** start of Records for the exercise **

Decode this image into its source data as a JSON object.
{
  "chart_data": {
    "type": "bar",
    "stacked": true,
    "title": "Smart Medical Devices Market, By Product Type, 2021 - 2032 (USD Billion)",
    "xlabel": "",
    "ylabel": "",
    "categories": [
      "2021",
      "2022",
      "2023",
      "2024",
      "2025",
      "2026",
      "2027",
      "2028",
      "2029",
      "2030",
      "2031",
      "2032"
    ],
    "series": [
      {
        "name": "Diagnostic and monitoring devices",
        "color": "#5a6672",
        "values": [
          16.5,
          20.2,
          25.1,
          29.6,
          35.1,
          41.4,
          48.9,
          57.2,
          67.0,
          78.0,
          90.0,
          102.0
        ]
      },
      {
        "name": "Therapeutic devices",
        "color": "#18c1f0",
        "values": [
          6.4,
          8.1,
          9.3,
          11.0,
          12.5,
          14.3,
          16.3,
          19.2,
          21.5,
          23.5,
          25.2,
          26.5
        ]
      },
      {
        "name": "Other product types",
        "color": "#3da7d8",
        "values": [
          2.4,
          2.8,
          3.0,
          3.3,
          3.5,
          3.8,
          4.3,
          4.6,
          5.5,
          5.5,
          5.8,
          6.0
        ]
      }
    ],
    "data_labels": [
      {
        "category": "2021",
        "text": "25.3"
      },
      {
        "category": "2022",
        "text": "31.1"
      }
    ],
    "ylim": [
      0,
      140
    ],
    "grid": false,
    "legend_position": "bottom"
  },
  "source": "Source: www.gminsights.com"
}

** end of Records for the exercise **

▶ Brief:
Would you reproduce all the entries exactly?

▶ In response:
Decode this image into its source data as a JSON object.
{
  "chart_data": {
    "type": "bar",
    "stacked": true,
    "title": "Smart Medical Devices Market, By Product Type, 2021 - 2032 (USD Billion)",
    "xlabel": "",
    "ylabel": "",
    "categories": [
      "2021",
      "2022",
      "2023",
      "2024",
      "2025",
      "2026",
      "2027",
      "2028",
      "2029",
      "2030",
      "2031",
      "2032"
    ],
    "series": [
      {
        "name": "Diagnostic and monitoring devices",
        "color": "#5a6672",
        "values": [
          16.5,
          20.2,
          25.1,
          29.6,
          35.1,
          41.4,
          48.9,
          57.2,
          67.0,
          78.0,
          90.0,
          102.0
        ]
      },
      {
        "name": "Therapeutic devices",
        "color": "#18c1f0",
        "values": [
          6.4,
          8.1,
          9.3,
          11.0,
          12.5,
          14.3,
          16.3,
          19.2,
          21.5,
          23.5,
          25.2,
          26.5
        ]
      },
      {
        "name": "Other product types",
        "color": "#3da7d8",
        "values": [
          2.4,
          2.8,
          3.0,
          3.3,
          3.5,
          3.8,
          4.3,
          4.6,
          5.5,
          5.5,
          5.8,
          6.0
        ]
      }
    ],
    "data_labels": [
      {
        "category": "2021",
        "text": "25.3"
      },
      {
        "category": "2022",
        "text": "31.1"
      }
    ],
    "ylim": [
      0,
      140
    ],
    "grid": false,
    "legend_position": "bottom"
  },
  "source": "Source: www.gminsights.com"
}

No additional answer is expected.